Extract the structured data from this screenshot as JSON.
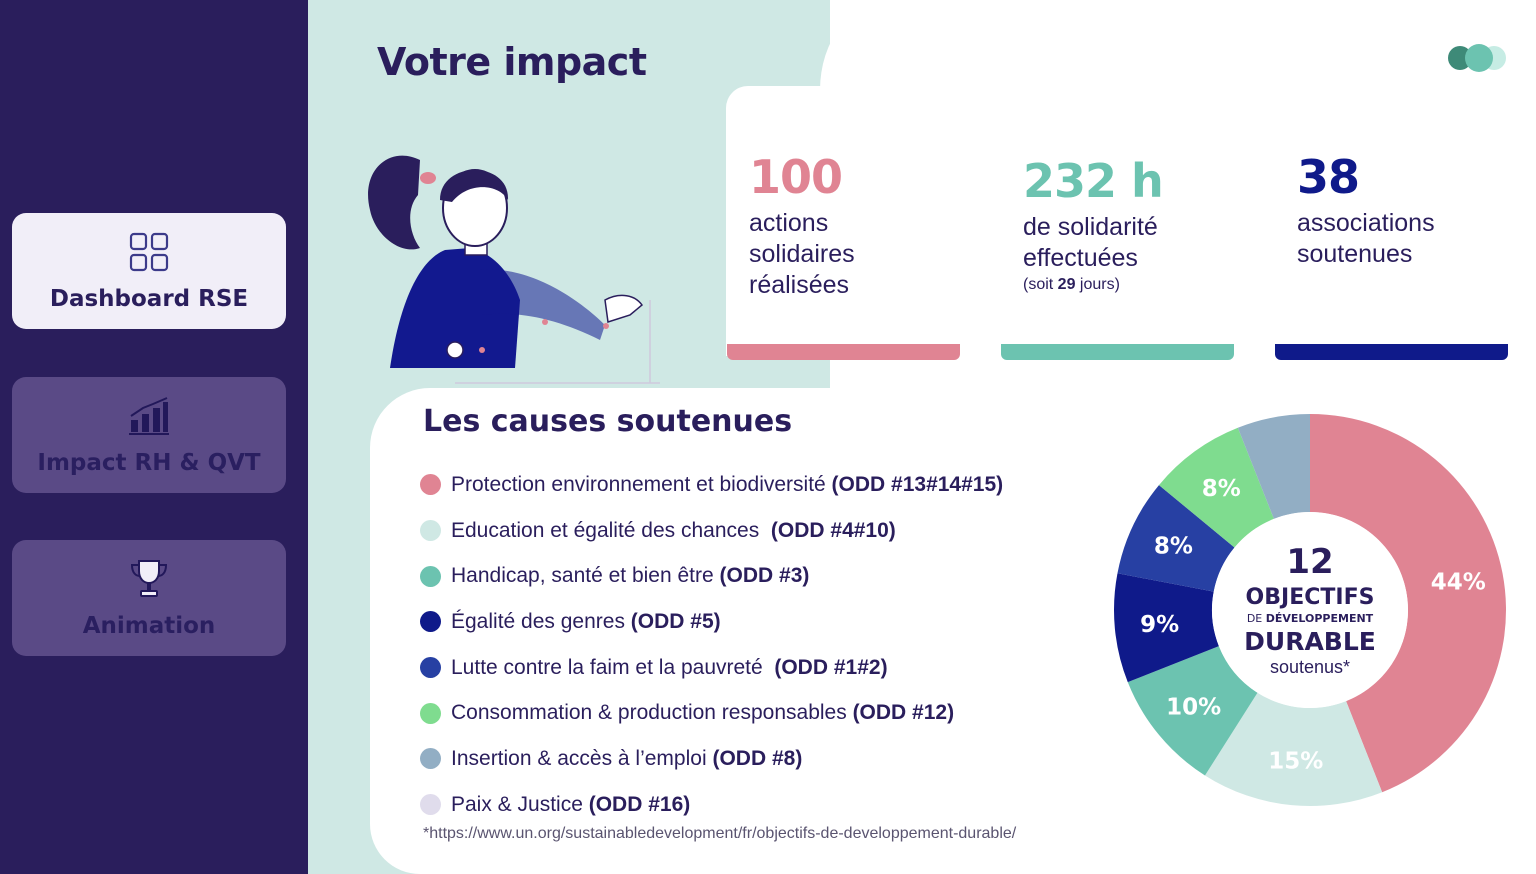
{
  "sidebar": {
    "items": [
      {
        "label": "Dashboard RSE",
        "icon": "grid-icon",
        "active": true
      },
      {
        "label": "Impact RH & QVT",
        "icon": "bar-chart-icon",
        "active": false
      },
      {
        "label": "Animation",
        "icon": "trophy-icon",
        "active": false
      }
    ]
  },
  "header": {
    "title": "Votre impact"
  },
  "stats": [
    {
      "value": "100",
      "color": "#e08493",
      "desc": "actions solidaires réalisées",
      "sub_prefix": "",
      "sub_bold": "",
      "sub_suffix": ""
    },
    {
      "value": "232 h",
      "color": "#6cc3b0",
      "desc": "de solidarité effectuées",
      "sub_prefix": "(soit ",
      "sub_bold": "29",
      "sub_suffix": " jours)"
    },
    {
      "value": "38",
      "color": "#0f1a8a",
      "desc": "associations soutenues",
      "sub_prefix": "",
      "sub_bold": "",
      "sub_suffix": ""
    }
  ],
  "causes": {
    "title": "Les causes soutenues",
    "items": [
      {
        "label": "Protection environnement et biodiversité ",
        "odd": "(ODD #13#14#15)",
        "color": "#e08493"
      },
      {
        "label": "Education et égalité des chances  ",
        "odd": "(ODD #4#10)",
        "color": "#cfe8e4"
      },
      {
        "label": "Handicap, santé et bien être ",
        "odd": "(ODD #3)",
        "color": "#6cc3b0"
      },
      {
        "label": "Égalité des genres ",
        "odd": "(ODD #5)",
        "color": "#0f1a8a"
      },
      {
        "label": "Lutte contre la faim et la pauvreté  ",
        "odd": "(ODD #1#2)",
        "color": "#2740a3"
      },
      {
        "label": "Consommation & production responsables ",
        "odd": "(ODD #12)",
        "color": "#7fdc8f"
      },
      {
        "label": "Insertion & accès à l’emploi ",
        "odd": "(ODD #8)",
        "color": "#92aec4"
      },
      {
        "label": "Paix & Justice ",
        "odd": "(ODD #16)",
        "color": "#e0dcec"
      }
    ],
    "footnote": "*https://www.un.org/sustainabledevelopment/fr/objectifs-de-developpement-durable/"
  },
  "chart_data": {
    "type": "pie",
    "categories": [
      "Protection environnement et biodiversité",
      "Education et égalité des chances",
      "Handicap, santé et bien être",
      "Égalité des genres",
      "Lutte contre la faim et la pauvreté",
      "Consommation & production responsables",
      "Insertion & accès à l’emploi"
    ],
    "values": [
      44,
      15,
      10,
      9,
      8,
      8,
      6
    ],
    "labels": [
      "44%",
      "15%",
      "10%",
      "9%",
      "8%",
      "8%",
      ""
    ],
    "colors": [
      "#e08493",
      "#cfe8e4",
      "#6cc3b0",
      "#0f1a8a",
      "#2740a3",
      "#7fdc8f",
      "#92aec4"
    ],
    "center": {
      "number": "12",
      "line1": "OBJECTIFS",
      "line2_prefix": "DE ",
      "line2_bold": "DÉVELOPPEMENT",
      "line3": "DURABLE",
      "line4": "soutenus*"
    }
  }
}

--

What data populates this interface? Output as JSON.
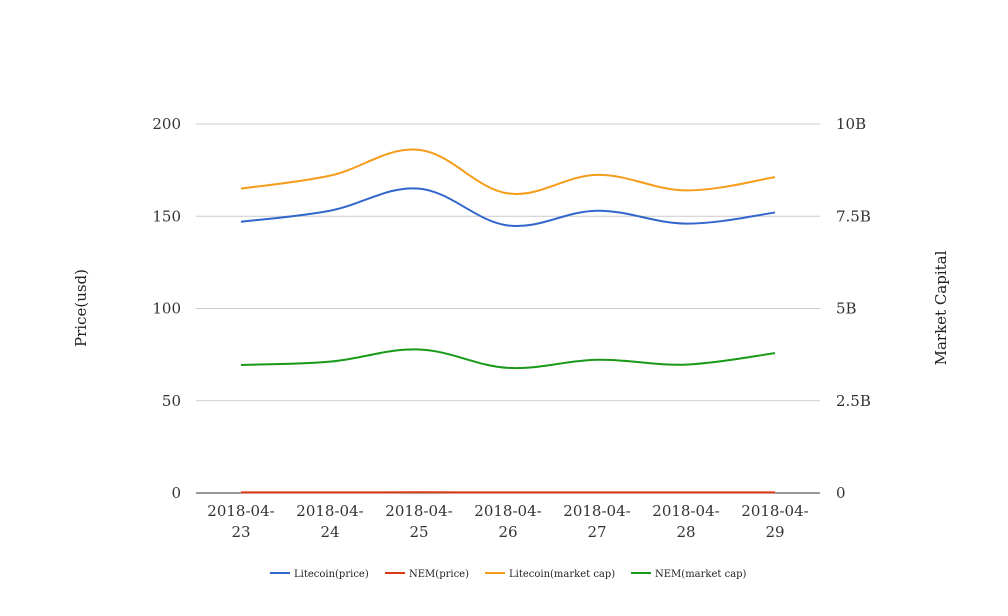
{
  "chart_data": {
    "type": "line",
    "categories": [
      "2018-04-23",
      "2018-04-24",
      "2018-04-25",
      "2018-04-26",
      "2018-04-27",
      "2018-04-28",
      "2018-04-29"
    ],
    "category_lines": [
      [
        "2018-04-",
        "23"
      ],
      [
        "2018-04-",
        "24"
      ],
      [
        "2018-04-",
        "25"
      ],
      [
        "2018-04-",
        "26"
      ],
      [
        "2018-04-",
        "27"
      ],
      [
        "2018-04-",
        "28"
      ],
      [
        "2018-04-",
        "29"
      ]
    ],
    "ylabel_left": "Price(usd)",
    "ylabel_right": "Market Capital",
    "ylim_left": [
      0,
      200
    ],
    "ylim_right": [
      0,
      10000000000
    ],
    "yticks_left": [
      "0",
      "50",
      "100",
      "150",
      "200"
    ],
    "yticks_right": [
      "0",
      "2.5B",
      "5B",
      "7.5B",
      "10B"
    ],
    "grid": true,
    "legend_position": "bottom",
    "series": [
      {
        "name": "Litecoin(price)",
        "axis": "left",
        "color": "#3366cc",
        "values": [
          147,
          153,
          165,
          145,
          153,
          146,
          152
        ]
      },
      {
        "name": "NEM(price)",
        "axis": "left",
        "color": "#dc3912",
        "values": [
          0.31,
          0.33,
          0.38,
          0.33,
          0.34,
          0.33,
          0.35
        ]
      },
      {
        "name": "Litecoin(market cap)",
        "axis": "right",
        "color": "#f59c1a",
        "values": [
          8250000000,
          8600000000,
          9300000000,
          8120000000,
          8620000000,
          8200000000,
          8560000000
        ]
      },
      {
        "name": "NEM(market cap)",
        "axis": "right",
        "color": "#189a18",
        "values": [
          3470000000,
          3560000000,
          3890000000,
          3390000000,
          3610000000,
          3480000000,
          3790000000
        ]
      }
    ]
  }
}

...

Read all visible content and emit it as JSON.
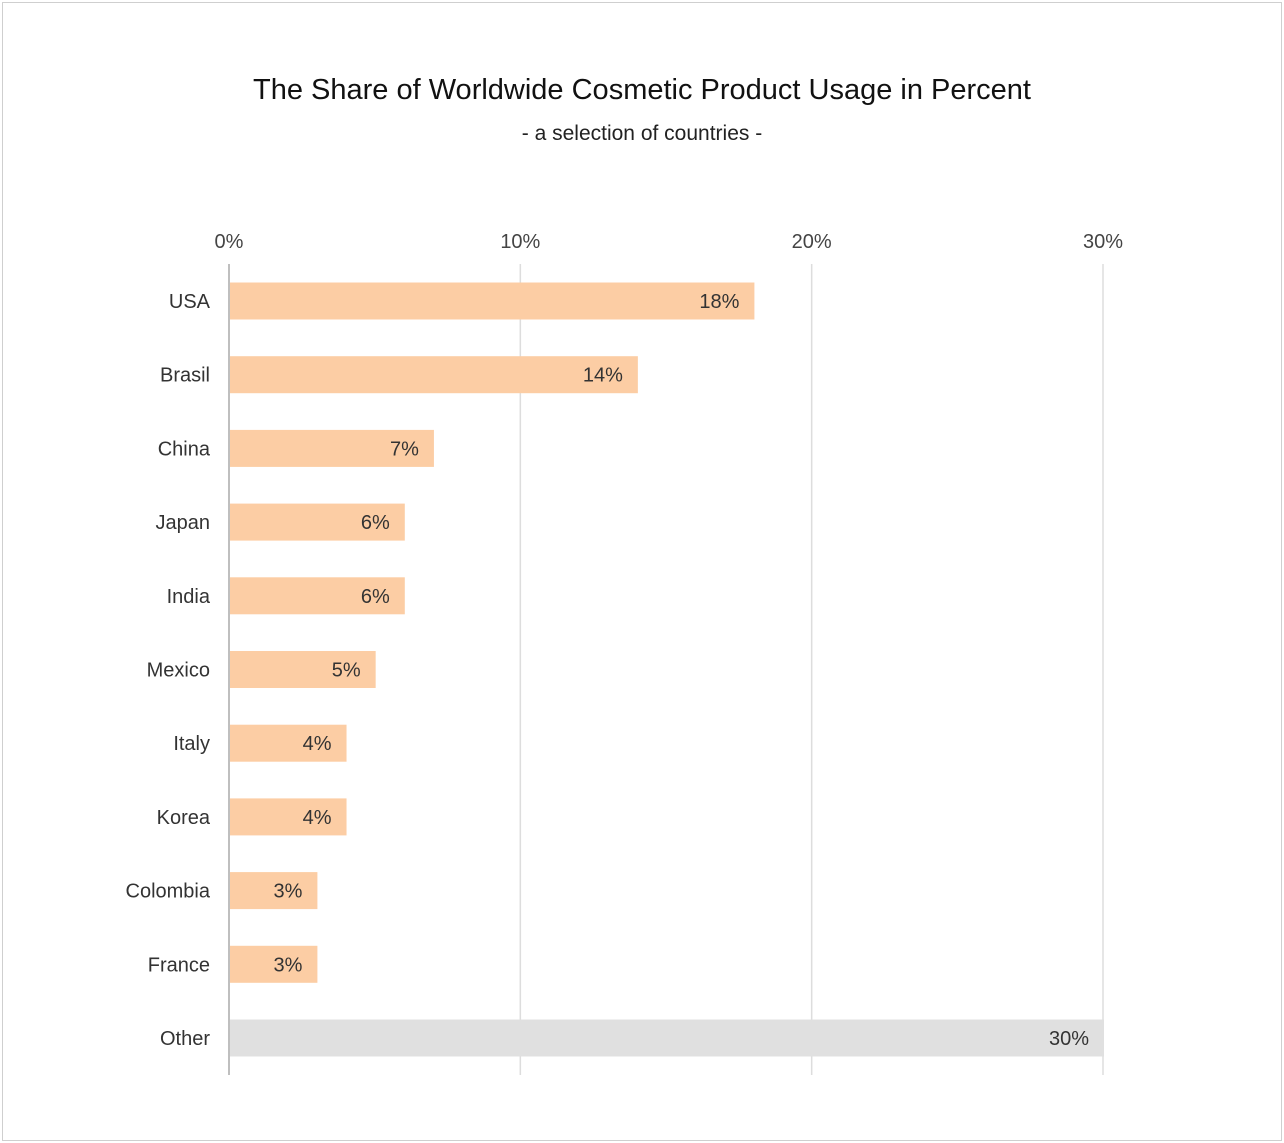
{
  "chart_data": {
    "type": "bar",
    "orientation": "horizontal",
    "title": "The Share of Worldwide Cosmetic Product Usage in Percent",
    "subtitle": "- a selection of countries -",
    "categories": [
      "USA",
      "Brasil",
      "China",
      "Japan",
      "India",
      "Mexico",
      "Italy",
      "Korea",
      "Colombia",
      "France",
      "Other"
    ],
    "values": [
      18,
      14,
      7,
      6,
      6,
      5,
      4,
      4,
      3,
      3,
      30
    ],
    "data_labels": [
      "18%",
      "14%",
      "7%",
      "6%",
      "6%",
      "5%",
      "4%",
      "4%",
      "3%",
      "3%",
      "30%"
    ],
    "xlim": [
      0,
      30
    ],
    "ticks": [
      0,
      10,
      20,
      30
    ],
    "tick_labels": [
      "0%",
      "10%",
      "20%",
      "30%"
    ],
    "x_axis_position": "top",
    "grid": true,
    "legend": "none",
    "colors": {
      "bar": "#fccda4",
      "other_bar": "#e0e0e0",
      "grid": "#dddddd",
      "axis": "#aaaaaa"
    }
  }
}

Directive: Collect every line with the string "production" from the records, and copy each.

Expected answer:
        "label": "Consommation & production responsables ",
      "Consommation & production responsables",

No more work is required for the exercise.